ФРАГМЕНТ ТЕКСТА =
**********

Это было в сочетании с тем, что людям разрешили говорить то, что они хотят, то, что они думают – и не только на кухне, и не только в узком кругу, у себя дома, но и публично. И за это их не расстреливали, как в тридцатые годы, не сажали в тюрьму, как все это время, даже не выгоняли с работы. Мало того, даже не выгоняли из партии. Вот в этом и начиналась новая жизнь.

Я, например, в то время работал в Совете министров СССР, я возглавлял экономический отдел, сводный экономический отдел одной из комиссий Совета министров СССР. И я столкнулся вот с какой ситуацией. Значит, страна живет в условиях Союзного договора. Союзный договор был подписан в 1922 году, сразу после Гражданской войны, под «колпаком» Красной Армии. Ну, представляете себе, что это такое, да?

Григорий Гришин: «Идеальные» условия для подписания договора.

Григорий Явлинский: У меня 88–89-й год. Я обращаюсь к председателю Совета министров, Николаю Ивановичу Рыжкову, и говорю ему: «Николай Иванович, надо что-то делать с Союзным договором». Это 88-й год, 89-й. Я не помню точную дату. «Надо что-то с этим делать, потому что невозможно вести работу с республиками. Демократизация. Они делают что хотят. Ну, в общем, по крайней мере говорят. И я не могу делать сводный анализ. Меняется ситуация. Вы же сами дали свободу слова». Я сейчас задеваю только экономическую сторону дела.

**********

ДАННЫЕ ДЛЯ ОБРАБОТКИ =
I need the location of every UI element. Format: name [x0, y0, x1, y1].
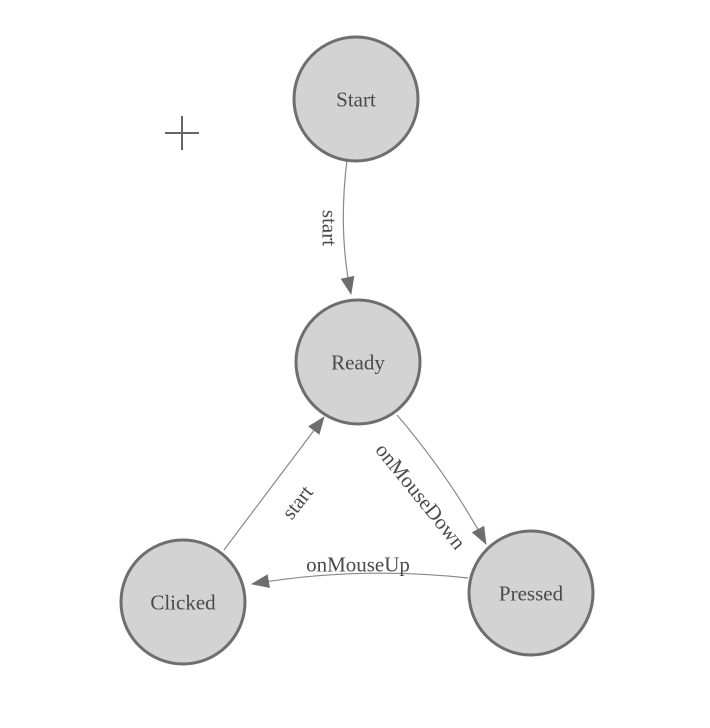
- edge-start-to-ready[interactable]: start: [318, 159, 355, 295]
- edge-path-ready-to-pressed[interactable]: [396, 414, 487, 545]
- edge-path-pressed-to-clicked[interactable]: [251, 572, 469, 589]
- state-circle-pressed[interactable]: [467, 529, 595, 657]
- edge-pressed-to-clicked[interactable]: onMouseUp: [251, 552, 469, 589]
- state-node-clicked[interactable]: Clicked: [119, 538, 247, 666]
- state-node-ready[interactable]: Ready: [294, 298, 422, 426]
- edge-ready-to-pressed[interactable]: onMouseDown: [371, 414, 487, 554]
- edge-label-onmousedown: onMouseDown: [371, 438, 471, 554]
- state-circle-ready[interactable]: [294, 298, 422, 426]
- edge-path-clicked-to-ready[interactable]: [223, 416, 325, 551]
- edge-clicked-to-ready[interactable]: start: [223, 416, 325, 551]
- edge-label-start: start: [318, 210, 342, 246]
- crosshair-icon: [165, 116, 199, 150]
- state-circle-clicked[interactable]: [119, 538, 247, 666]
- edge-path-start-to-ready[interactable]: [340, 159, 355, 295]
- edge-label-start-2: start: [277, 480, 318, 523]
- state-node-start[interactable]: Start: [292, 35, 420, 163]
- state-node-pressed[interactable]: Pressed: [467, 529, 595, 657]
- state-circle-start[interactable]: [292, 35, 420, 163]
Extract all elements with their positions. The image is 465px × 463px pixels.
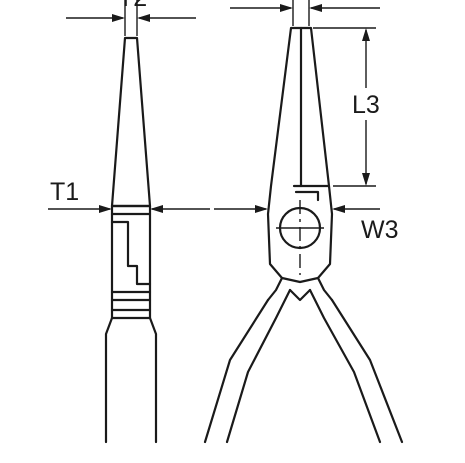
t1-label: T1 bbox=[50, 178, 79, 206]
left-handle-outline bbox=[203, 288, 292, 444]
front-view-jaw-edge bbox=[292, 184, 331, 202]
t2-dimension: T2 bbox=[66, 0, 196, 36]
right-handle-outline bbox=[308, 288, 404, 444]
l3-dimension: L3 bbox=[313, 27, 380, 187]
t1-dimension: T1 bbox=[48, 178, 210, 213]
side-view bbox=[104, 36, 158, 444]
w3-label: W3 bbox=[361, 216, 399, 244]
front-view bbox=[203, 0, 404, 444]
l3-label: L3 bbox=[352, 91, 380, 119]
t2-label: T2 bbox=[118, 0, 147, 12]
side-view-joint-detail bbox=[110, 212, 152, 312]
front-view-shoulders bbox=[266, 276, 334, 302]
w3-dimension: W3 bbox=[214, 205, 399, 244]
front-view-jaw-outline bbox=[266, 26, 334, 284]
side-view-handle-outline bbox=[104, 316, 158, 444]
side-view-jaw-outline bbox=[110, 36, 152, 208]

**********

ЗАДАНИЯ =
[a] В каком году, согласно фрагменту текста, был подписан Союзный договор?
[b] Выпишите без изменений строки данных, начиная со строки, содержащей "t1-label: T1 bbox=[50, 178, 79, 206]", и заканчивая строкой, содержащей "w3-dimension: W3 bbox=[214, 205, 399, 244]", включительно.
Строки данных никак не связаны с фрагментом текста.

ОТВЕТЫ К ЗАДАНИЯМ =
[a] В 1922 году.

[b]
t1-label: T1 bbox=[50, 178, 79, 206]
left-handle-outline bbox=[203, 288, 292, 444]
front-view-jaw-edge bbox=[292, 184, 331, 202]
t2-dimension: T2 bbox=[66, 0, 196, 36]
right-handle-outline bbox=[308, 288, 404, 444]
l3-dimension: L3 bbox=[313, 27, 380, 187]
t1-dimension: T1 bbox=[48, 178, 210, 213]
side-view bbox=[104, 36, 158, 444]
w3-label: W3 bbox=[361, 216, 399, 244]
front-view bbox=[203, 0, 404, 444]
l3-label: L3 bbox=[352, 91, 380, 119]
t2-label: T2 bbox=[118, 0, 147, 12]
side-view-joint-detail bbox=[110, 212, 152, 312]
front-view-shoulders bbox=[266, 276, 334, 302]
w3-dimension: W3 bbox=[214, 205, 399, 244]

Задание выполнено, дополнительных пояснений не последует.